What is needed. Find the lines that contain the word "hiệu" and copy each one.

Stored records.
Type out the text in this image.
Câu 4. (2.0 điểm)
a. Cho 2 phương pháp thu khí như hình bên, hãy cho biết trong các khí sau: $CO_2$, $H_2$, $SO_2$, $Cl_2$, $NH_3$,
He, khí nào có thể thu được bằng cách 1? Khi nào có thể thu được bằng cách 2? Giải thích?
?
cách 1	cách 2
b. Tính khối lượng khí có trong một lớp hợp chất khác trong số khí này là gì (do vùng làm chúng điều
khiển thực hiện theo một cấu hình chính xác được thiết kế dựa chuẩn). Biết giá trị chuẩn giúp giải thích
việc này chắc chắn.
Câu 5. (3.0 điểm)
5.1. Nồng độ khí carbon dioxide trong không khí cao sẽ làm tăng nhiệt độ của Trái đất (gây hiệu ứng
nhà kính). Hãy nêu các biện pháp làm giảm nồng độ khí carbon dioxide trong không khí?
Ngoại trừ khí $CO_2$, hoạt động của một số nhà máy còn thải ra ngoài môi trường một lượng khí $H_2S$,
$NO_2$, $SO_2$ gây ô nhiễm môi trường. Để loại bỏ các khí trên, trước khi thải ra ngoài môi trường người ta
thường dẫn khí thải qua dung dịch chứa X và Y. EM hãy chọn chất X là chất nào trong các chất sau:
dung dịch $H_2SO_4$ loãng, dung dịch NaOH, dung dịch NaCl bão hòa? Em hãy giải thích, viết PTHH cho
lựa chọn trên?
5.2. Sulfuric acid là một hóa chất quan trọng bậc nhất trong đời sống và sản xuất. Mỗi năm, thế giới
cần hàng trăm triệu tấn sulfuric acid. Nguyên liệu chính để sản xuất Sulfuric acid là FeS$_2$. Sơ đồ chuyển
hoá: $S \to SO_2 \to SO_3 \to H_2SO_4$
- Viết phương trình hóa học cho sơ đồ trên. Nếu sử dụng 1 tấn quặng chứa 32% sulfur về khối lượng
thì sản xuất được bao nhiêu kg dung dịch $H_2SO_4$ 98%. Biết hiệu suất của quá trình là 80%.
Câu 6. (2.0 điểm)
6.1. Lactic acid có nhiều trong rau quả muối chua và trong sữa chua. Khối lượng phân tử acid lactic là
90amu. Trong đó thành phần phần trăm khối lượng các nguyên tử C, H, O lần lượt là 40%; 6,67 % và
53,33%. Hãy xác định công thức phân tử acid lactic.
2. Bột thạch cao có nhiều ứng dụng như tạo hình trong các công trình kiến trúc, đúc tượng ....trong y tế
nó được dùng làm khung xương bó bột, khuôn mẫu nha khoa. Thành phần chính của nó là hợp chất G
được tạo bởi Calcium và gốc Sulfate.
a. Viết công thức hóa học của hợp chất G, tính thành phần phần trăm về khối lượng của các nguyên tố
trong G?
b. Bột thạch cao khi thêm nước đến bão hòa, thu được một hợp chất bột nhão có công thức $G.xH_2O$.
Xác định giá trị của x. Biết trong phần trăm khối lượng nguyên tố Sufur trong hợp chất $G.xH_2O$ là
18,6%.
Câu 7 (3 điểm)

Answer to the exercise.
5.1. Nồng độ khí carbon dioxide trong không khí cao sẽ làm tăng nhiệt độ của Trái đất (gây hiệu ứng
thì sản xuất được bao nhiêu kg dung dịch $H_2SO_4$ 98%. Biết hiệu suất của quá trình là 80%.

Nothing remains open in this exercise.